--- SOURCE EXCERPT ---
I have been studying Technical Analysis for some time, so in the afternoon, I asked the instructor if I could trade "my way". I wanted to hold each trade for longer than the scalping techniques were requiring. I wanted to see if I could read the charts and pick proper entry and exit points. The instructor chuckled at me and said "OK". In the afternoon, I was up $300 bucks and didn't pick a single loser: 6 for 6. I realized at that point, my trading style, at least in the beginning, should be more position trading than scalping. I just felt more comfortable with it. Each position I got in had a drawdown of $30, but I felt comfortable with it, and each one came back and did really well by the end of the day. I definitely need to learn scalping, but I think I am going to practice it during the "down" time from position trading.

As a result of Thursday afternoon, management decided to change who my coach was going to be. They switched me from someone who is primarily a scalper to someone who is primarily a position trader. I was able to talk with him and really felt like I was able to connect. We had quite a bit in common, so hopefully this will help pay off as well. The guy is definitely not the top trader in the firm, but he makes a very nice living, and when he described his trading techniques to me, I just felt comfortable. He did mention that he expects me to trade at least 5000 shares a day in the beginning, so I am going to have to trade a little bit shorter term than what I am used to. Regardless, this is all part of the learning experience and this will be a very exciting next few months.

On Friday, we didn't really get to trade at all. We studied for and then took a test. Yes .. another test! This one required us to describe the different scalping techniques as well as most of the functions of the software. We also had to memorize the different stock sectors and at least 5 stock symbols in each sector. I didn't study enough during the week for the test, so I bombed it. We have to make 100% on it before they fund our account with real money, so several of us are having to retake it again next week. The only person who made a 100% was one of the firm's former software engineers who is switching over from programming to trading. He has been around this stuff for 4 years and already knows it all. The rest of us .. we just didn't have a chance unless we went home and studied for 4 hours each evening. I didn't have time to do that. I think they give this test on purpose to get you used to earlier failure.

One of the very interesting sub-plots of my whole story involves another new trader in my "orientation" class. He is actually a former floor trader from the Chicago Board of Options Exchange. The guy is an absolute wizard at options and options strategies. On Friday afternoon, he began to describe to me the "real" thinking about how options are used as an investing strategy. He described to me the Black-Scholes and Cox-Ross-Rubenstein models of option pricing. He also talked to me about Delta and Volatility and what an option actually represents in relation to these two variables. It was like I was at an Options training class where I was the only student. I was asking a bunch of questions and really learning about ... well .. everything I had wanted to know about with options. The more we began talking the more he actually wanted to enlist my help. He doesn't know much about higher mathematics or computer programming, but he knows how things work in the options market. He knows there are relationships between the price of options, the price of the underlying stock and certain economic conditions, but doesn't have a good idea about how to represent it in terms of building a trading system. He asked me if I was interested, in my spare time, working with him to build a lot of his ideas in a trading system. Something that is black box - does all the buying and selling automatically. I actually told him that is what I have been dying to do the past several years - combine my math expertise with my computer skills and my interest in the markets to try to come up with something exactly as he has described. He was excited and said we were in business, so hopefully next week in the evenings we can get together and I can learn more.

--- SUPPLIED INFORMATION ---
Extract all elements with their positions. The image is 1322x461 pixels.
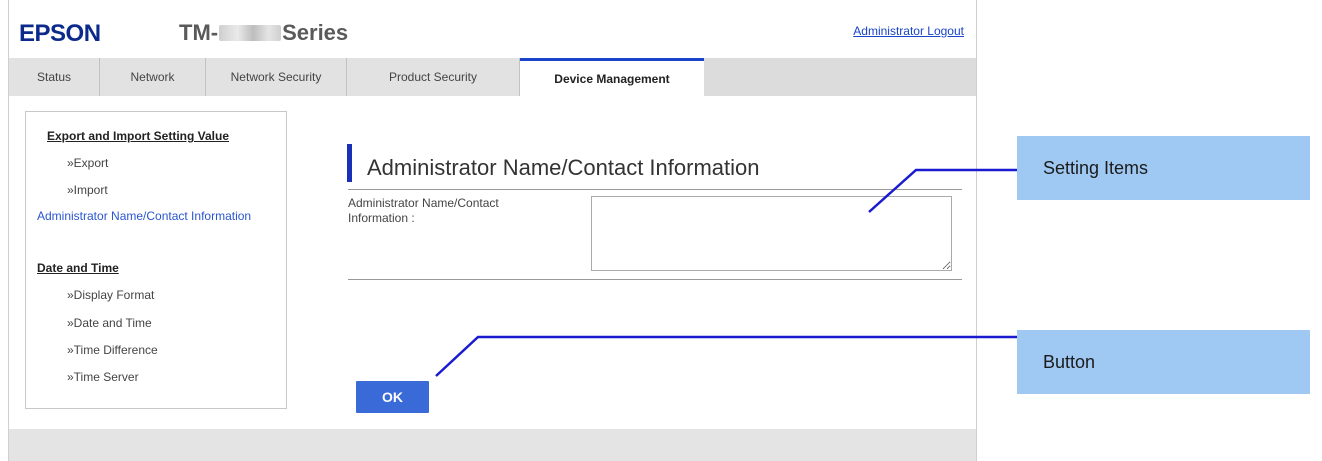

--- WHAT TO DO ---
Repeat the passage of the trading journal excerpt between "I have been studying" and "from position trading.", inclusive, word for word. Work only from the trading journal excerpt and ignore the listing.

--- SOLUTION TO THIS TASK ---
I have been studying Technical Analysis for some time, so in the afternoon, I asked the instructor if I could trade "my way". I wanted to hold each trade for longer than the scalping techniques were requiring. I wanted to see if I could read the charts and pick proper entry and exit points. The instructor chuckled at me and said "OK". In the afternoon, I was up $300 bucks and didn't pick a single loser: 6 for 6. I realized at that point, my trading style, at least in the beginning, should be more position trading than scalping. I just felt more comfortable with it. Each position I got in had a drawdown of $30, but I felt comfortable with it, and each one came back and did really well by the end of the day. I definitely need to learn scalping, but I think I am going to practice it during the "down" time from position trading.